WHAT YOU SHOULD DO:
Retype every one of the items below character for character, keeping all of their lines in the same order.

RECORDS SHOWN:

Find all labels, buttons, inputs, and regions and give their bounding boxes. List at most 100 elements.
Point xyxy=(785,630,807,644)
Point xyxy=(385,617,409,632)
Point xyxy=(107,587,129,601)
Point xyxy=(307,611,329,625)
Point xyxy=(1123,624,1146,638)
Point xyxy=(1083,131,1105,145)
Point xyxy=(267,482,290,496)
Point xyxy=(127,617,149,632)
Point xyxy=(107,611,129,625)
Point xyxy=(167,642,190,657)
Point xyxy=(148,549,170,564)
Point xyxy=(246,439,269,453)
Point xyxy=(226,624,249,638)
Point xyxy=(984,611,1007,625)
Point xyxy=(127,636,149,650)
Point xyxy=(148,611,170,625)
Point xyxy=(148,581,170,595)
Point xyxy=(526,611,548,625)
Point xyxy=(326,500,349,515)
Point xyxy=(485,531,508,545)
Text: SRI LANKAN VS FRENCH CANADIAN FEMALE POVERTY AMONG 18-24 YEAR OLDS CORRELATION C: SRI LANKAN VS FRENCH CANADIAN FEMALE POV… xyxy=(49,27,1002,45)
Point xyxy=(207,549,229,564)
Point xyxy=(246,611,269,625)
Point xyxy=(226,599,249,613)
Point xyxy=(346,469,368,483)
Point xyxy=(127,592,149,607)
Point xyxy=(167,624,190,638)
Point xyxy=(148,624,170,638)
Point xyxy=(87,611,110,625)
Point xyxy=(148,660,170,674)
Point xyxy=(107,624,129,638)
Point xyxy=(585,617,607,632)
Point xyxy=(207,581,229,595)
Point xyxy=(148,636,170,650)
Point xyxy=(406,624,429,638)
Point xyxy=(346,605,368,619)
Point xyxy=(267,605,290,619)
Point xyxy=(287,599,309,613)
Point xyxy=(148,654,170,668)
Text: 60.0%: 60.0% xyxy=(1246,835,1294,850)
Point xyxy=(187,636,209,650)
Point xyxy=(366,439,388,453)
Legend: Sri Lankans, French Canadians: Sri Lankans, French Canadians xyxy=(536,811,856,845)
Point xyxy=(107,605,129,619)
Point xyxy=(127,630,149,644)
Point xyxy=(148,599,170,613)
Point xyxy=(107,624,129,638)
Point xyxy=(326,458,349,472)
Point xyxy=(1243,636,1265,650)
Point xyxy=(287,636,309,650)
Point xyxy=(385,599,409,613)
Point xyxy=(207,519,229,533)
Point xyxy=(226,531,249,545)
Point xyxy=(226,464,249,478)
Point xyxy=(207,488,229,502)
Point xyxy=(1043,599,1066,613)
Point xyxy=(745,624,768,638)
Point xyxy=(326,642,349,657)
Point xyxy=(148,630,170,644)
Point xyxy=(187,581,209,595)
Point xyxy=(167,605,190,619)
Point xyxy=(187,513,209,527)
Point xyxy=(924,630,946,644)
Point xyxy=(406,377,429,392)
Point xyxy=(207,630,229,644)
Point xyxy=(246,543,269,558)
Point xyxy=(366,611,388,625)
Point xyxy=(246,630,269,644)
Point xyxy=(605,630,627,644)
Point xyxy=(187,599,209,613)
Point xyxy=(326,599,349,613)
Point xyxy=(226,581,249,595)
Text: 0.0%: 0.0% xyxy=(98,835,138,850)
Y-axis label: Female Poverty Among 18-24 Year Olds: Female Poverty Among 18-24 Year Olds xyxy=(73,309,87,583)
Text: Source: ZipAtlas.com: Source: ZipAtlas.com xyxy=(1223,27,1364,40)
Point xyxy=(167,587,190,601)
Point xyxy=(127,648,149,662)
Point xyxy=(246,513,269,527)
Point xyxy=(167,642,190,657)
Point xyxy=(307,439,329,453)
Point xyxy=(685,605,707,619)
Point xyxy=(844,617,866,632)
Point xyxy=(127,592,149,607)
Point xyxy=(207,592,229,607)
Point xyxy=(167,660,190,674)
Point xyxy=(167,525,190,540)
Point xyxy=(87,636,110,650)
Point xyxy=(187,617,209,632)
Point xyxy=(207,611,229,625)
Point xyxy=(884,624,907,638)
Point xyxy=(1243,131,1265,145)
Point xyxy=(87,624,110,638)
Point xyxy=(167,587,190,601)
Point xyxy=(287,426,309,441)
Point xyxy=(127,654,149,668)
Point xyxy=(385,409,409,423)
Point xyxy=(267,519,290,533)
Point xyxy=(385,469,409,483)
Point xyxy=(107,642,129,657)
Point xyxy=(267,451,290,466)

FULL ANSWER:
Find all labels, buttons, inputs, and regions and give their bounding boxes. List at most 100 elements.
Point xyxy=(785,630,807,644)
Point xyxy=(385,617,409,632)
Point xyxy=(107,587,129,601)
Point xyxy=(307,611,329,625)
Point xyxy=(1123,624,1146,638)
Point xyxy=(1083,131,1105,145)
Point xyxy=(267,482,290,496)
Point xyxy=(127,617,149,632)
Point xyxy=(107,611,129,625)
Point xyxy=(167,642,190,657)
Point xyxy=(148,549,170,564)
Point xyxy=(246,439,269,453)
Point xyxy=(226,624,249,638)
Point xyxy=(984,611,1007,625)
Point xyxy=(127,636,149,650)
Point xyxy=(148,611,170,625)
Point xyxy=(148,581,170,595)
Point xyxy=(526,611,548,625)
Point xyxy=(326,500,349,515)
Point xyxy=(485,531,508,545)
Text: SRI LANKAN VS FRENCH CANADIAN FEMALE POVERTY AMONG 18-24 YEAR OLDS CORRELATION C: SRI LANKAN VS FRENCH CANADIAN FEMALE POV… xyxy=(49,27,1002,45)
Point xyxy=(207,549,229,564)
Point xyxy=(246,611,269,625)
Point xyxy=(226,599,249,613)
Point xyxy=(346,469,368,483)
Point xyxy=(127,592,149,607)
Point xyxy=(167,624,190,638)
Point xyxy=(148,624,170,638)
Point xyxy=(87,611,110,625)
Point xyxy=(148,660,170,674)
Point xyxy=(107,624,129,638)
Point xyxy=(585,617,607,632)
Point xyxy=(207,581,229,595)
Point xyxy=(148,636,170,650)
Point xyxy=(406,624,429,638)
Point xyxy=(346,605,368,619)
Point xyxy=(267,605,290,619)
Point xyxy=(287,599,309,613)
Point xyxy=(148,654,170,668)
Text: 60.0%: 60.0% xyxy=(1246,835,1294,850)
Point xyxy=(187,636,209,650)
Point xyxy=(366,439,388,453)
Legend: Sri Lankans, French Canadians: Sri Lankans, French Canadians xyxy=(536,811,856,845)
Point xyxy=(107,605,129,619)
Point xyxy=(127,630,149,644)
Point xyxy=(148,599,170,613)
Point xyxy=(107,624,129,638)
Point xyxy=(326,458,349,472)
Point xyxy=(1243,636,1265,650)
Point xyxy=(287,636,309,650)
Point xyxy=(385,599,409,613)
Point xyxy=(207,519,229,533)
Point xyxy=(226,531,249,545)
Point xyxy=(226,464,249,478)
Point xyxy=(207,488,229,502)
Point xyxy=(1043,599,1066,613)
Point xyxy=(745,624,768,638)
Point xyxy=(326,642,349,657)
Point xyxy=(148,630,170,644)
Point xyxy=(187,581,209,595)
Point xyxy=(167,605,190,619)
Point xyxy=(187,513,209,527)
Point xyxy=(924,630,946,644)
Point xyxy=(406,377,429,392)
Point xyxy=(207,630,229,644)
Point xyxy=(246,543,269,558)
Point xyxy=(366,611,388,625)
Point xyxy=(246,630,269,644)
Point xyxy=(605,630,627,644)
Point xyxy=(187,599,209,613)
Point xyxy=(326,599,349,613)
Point xyxy=(226,581,249,595)
Text: 0.0%: 0.0% xyxy=(98,835,138,850)
Y-axis label: Female Poverty Among 18-24 Year Olds: Female Poverty Among 18-24 Year Olds xyxy=(73,309,87,583)
Text: Source: ZipAtlas.com: Source: ZipAtlas.com xyxy=(1223,27,1364,40)
Point xyxy=(167,587,190,601)
Point xyxy=(127,648,149,662)
Point xyxy=(246,513,269,527)
Point xyxy=(167,642,190,657)
Point xyxy=(307,439,329,453)
Point xyxy=(685,605,707,619)
Point xyxy=(844,617,866,632)
Point xyxy=(127,592,149,607)
Point xyxy=(207,592,229,607)
Point xyxy=(167,660,190,674)
Point xyxy=(167,525,190,540)
Point xyxy=(87,636,110,650)
Point xyxy=(187,617,209,632)
Point xyxy=(207,611,229,625)
Point xyxy=(884,624,907,638)
Point xyxy=(1243,131,1265,145)
Point xyxy=(87,624,110,638)
Point xyxy=(167,587,190,601)
Point xyxy=(287,426,309,441)
Point xyxy=(127,654,149,668)
Point xyxy=(385,409,409,423)
Point xyxy=(267,519,290,533)
Point xyxy=(385,469,409,483)
Point xyxy=(107,642,129,657)
Point xyxy=(267,451,290,466)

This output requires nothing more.